___ DATASET EXCERPTS
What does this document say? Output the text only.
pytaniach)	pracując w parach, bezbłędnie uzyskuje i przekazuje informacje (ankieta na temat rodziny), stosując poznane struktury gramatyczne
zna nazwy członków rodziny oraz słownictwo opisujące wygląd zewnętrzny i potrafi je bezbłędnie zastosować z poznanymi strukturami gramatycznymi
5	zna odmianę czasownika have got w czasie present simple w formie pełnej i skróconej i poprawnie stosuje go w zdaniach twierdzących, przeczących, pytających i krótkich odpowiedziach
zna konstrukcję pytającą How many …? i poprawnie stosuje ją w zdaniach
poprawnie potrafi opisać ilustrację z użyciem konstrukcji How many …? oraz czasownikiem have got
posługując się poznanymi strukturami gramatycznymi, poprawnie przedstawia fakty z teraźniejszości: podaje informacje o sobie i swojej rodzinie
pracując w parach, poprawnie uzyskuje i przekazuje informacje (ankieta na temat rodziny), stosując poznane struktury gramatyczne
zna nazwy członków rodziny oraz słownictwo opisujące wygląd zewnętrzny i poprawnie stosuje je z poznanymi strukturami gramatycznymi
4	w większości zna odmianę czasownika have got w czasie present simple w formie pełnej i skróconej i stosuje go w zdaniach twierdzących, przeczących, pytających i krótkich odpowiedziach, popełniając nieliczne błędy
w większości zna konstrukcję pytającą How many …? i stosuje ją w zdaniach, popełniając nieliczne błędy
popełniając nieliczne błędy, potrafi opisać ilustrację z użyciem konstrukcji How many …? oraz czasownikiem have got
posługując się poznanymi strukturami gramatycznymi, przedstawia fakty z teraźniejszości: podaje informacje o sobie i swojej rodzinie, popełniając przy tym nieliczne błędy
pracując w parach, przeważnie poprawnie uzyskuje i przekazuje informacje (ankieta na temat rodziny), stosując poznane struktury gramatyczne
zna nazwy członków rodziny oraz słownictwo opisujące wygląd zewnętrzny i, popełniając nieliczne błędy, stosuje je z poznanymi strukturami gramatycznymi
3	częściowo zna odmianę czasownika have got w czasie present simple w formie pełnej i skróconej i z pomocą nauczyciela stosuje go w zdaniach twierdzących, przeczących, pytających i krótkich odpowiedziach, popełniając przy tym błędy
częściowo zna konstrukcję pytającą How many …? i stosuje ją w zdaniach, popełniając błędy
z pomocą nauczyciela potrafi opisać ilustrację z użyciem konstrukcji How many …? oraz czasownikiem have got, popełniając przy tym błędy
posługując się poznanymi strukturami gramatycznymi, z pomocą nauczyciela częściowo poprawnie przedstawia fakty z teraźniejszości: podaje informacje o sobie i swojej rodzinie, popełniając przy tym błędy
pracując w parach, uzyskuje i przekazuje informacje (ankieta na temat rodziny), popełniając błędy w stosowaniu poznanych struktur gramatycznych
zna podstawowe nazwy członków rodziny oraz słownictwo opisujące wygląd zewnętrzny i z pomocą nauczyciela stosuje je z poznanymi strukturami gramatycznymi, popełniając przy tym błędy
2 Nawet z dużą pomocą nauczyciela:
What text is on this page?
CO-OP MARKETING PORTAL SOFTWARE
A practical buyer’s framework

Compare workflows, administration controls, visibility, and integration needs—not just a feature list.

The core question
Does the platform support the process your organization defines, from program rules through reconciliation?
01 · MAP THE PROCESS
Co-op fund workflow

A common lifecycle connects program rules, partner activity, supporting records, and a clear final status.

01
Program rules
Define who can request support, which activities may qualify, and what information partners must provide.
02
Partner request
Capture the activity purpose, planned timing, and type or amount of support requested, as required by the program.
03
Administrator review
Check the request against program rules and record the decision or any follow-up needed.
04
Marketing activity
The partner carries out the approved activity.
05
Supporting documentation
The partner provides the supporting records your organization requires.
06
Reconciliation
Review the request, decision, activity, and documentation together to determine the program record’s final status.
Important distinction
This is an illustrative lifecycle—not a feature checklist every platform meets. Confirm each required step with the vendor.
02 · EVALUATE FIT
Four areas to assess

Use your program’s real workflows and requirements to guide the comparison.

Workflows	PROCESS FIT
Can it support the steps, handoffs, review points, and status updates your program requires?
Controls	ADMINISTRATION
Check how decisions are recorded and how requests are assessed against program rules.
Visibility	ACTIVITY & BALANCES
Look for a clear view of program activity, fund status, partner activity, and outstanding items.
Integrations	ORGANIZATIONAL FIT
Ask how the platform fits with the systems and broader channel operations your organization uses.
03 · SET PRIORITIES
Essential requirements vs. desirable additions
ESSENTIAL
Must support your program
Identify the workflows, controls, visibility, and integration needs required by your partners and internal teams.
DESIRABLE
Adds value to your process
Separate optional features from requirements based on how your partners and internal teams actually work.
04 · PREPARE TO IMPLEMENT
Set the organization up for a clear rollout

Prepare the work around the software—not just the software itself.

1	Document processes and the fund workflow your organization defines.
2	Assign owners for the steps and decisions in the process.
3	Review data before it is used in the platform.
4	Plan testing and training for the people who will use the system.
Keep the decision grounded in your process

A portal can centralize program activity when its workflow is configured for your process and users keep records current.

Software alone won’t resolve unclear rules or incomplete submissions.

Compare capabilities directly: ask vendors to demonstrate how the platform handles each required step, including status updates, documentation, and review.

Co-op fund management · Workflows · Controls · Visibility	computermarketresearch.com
______
◆ AIM
Using the material above, print every entry exactly as written.

◆ RESULT OF THIS EXERCISE
What does this document say? Output the text only.
pytaniach)	pracując w parach, bezbłędnie uzyskuje i przekazuje informacje (ankieta na temat rodziny), stosując poznane struktury gramatyczne
zna nazwy członków rodziny oraz słownictwo opisujące wygląd zewnętrzny i potrafi je bezbłędnie zastosować z poznanymi strukturami gramatycznymi
5	zna odmianę czasownika have got w czasie present simple w formie pełnej i skróconej i poprawnie stosuje go w zdaniach twierdzących, przeczących, pytających i krótkich odpowiedziach
zna konstrukcję pytającą How many …? i poprawnie stosuje ją w zdaniach
poprawnie potrafi opisać ilustrację z użyciem konstrukcji How many …? oraz czasownikiem have got
posługując się poznanymi strukturami gramatycznymi, poprawnie przedstawia fakty z teraźniejszości: podaje informacje o sobie i swojej rodzinie
pracując w parach, poprawnie uzyskuje i przekazuje informacje (ankieta na temat rodziny), stosując poznane struktury gramatyczne
zna nazwy członków rodziny oraz słownictwo opisujące wygląd zewnętrzny i poprawnie stosuje je z poznanymi strukturami gramatycznymi
4	w większości zna odmianę czasownika have got w czasie present simple w formie pełnej i skróconej i stosuje go w zdaniach twierdzących, przeczących, pytających i krótkich odpowiedziach, popełniając nieliczne błędy
w większości zna konstrukcję pytającą How many …? i stosuje ją w zdaniach, popełniając nieliczne błędy
popełniając nieliczne błędy, potrafi opisać ilustrację z użyciem konstrukcji How many …? oraz czasownikiem have got
posługując się poznanymi strukturami gramatycznymi, przedstawia fakty z teraźniejszości: podaje informacje o sobie i swojej rodzinie, popełniając przy tym nieliczne błędy
pracując w parach, przeważnie poprawnie uzyskuje i przekazuje informacje (ankieta na temat rodziny), stosując poznane struktury gramatyczne
zna nazwy członków rodziny oraz słownictwo opisujące wygląd zewnętrzny i, popełniając nieliczne błędy, stosuje je z poznanymi strukturami gramatycznymi
3	częściowo zna odmianę czasownika have got w czasie present simple w formie pełnej i skróconej i z pomocą nauczyciela stosuje go w zdaniach twierdzących, przeczących, pytających i krótkich odpowiedziach, popełniając przy tym błędy
częściowo zna konstrukcję pytającą How many …? i stosuje ją w zdaniach, popełniając błędy
z pomocą nauczyciela potrafi opisać ilustrację z użyciem konstrukcji How many …? oraz czasownikiem have got, popełniając przy tym błędy
posługując się poznanymi strukturami gramatycznymi, z pomocą nauczyciela częściowo poprawnie przedstawia fakty z teraźniejszości: podaje informacje o sobie i swojej rodzinie, popełniając przy tym błędy
pracując w parach, uzyskuje i przekazuje informacje (ankieta na temat rodziny), popełniając błędy w stosowaniu poznanych struktur gramatycznych
zna podstawowe nazwy członków rodziny oraz słownictwo opisujące wygląd zewnętrzny i z pomocą nauczyciela stosuje je z poznanymi strukturami gramatycznymi, popełniając przy tym błędy
2 Nawet z dużą pomocą nauczyciela:
What text is on this page?
CO-OP MARKETING PORTAL SOFTWARE
A practical buyer’s framework

Compare workflows, administration controls, visibility, and integration needs—not just a feature list.

The core question
Does the platform support the process your organization defines, from program rules through reconciliation?
01 · MAP THE PROCESS
Co-op fund workflow

A common lifecycle connects program rules, partner activity, supporting records, and a clear final status.

01
Program rules
Define who can request support, which activities may qualify, and what information partners must provide.
02
Partner request
Capture the activity purpose, planned timing, and type or amount of support requested, as required by the program.
03
Administrator review
Check the request against program rules and record the decision or any follow-up needed.
04
Marketing activity
The partner carries out the approved activity.
05
Supporting documentation
The partner provides the supporting records your organization requires.
06
Reconciliation
Review the request, decision, activity, and documentation together to determine the program record’s final status.
Important distinction
This is an illustrative lifecycle—not a feature checklist every platform meets. Confirm each required step with the vendor.
02 · EVALUATE FIT
Four areas to assess

Use your program’s real workflows and requirements to guide the comparison.

Workflows	PROCESS FIT
Can it support the steps, handoffs, review points, and status updates your program requires?
Controls	ADMINISTRATION
Check how decisions are recorded and how requests are assessed against program rules.
Visibility	ACTIVITY & BALANCES
Look for a clear view of program activity, fund status, partner activity, and outstanding items.
Integrations	ORGANIZATIONAL FIT
Ask how the platform fits with the systems and broader channel operations your organization uses.
03 · SET PRIORITIES
Essential requirements vs. desirable additions
ESSENTIAL
Must support your program
Identify the workflows, controls, visibility, and integration needs required by your partners and internal teams.
DESIRABLE
Adds value to your process
Separate optional features from requirements based on how your partners and internal teams actually work.
04 · PREPARE TO IMPLEMENT
Set the organization up for a clear rollout

Prepare the work around the software—not just the software itself.

1	Document processes and the fund workflow your organization defines.
2	Assign owners for the steps and decisions in the process.
3	Review data before it is used in the platform.
4	Plan testing and training for the people who will use the system.
Keep the decision grounded in your process

A portal can centralize program activity when its workflow is configured for your process and users keep records current.

Software alone won’t resolve unclear rules or incomplete submissions.

Compare capabilities directly: ask vendors to demonstrate how the platform handles each required step, including status updates, documentation, and review.

Co-op fund management · Workflows · Controls · Visibility	computermarketresearch.com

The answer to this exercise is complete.